## Stated problem
Set down all of the data that follows word for word, without the images.

## Recorded data
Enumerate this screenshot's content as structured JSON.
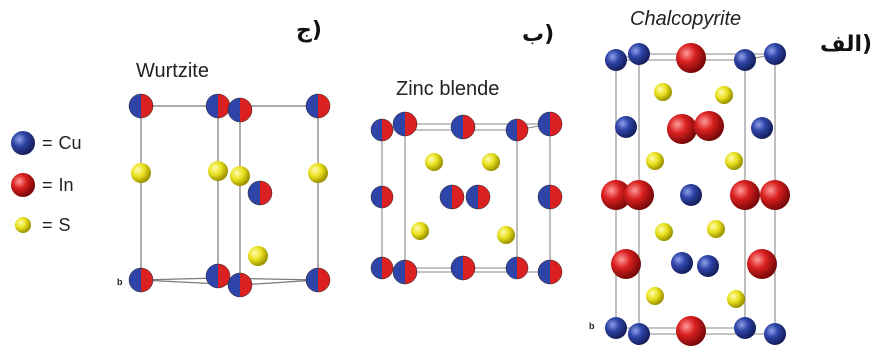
{
  "legend": {
    "items": [
      {
        "symbol": "=",
        "element": "Cu",
        "color": "#2b3d9a"
      },
      {
        "symbol": "=",
        "element": "In",
        "color": "#d21e1e"
      },
      {
        "symbol": "=",
        "element": "S",
        "color": "#e8e01c"
      }
    ]
  },
  "panels": {
    "wurtzite": {
      "label": "ج)",
      "title": "Wurtzite",
      "axis": "b"
    },
    "zinc_blende": {
      "label": "ب)",
      "title": "Zinc blende"
    },
    "chalcopyrite": {
      "label": "الف)",
      "title": "Chalcopyrite",
      "axis": "b"
    }
  },
  "colors": {
    "cu": "#2b3d9a",
    "in": "#d21e1e",
    "s": "#e8e01c",
    "cell_line": "#7a7a7a"
  }
}
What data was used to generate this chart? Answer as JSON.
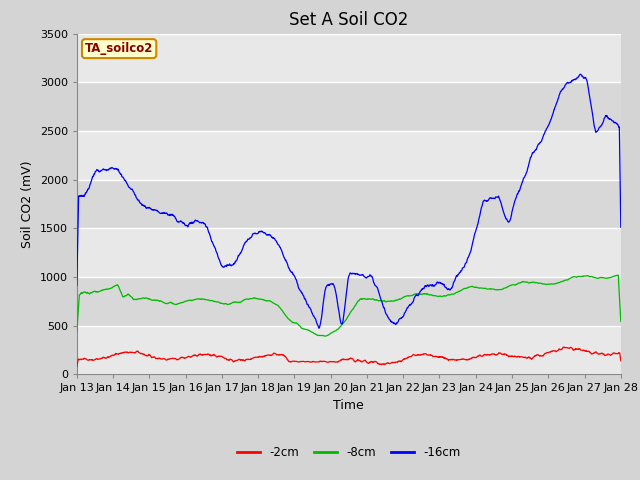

## Solution to this exercise
Enumerate this screenshot's content as structured JSON.
{
  "legend": {
    "items": [
      {
        "symbol": "=",
        "element": "Cu",
        "color": "#2b3d9a"
      },
      {
        "symbol": "=",
        "element": "In",
        "color": "#d21e1e"
      },
      {
        "symbol": "=",
        "element": "S",
        "color": "#e8e01c"
      }
    ]
  },
  "panels": {
    "wurtzite": {
      "label": "ج)",
      "title": "Wurtzite",
      "axis": "b"
    },
    "zinc_blende": {
      "label": "ب)",
      "title": "Zinc blende"
    },
    "chalcopyrite": {
      "label": "الف)",
      "title": "Chalcopyrite",
      "axis": "b"
    }
  },
  "colors": {
    "cu": "#2b3d9a",
    "in": "#d21e1e",
    "s": "#e8e01c",
    "cell_line": "#7a7a7a"
  }
}
What data was used to generate this chart? Answer as JSON.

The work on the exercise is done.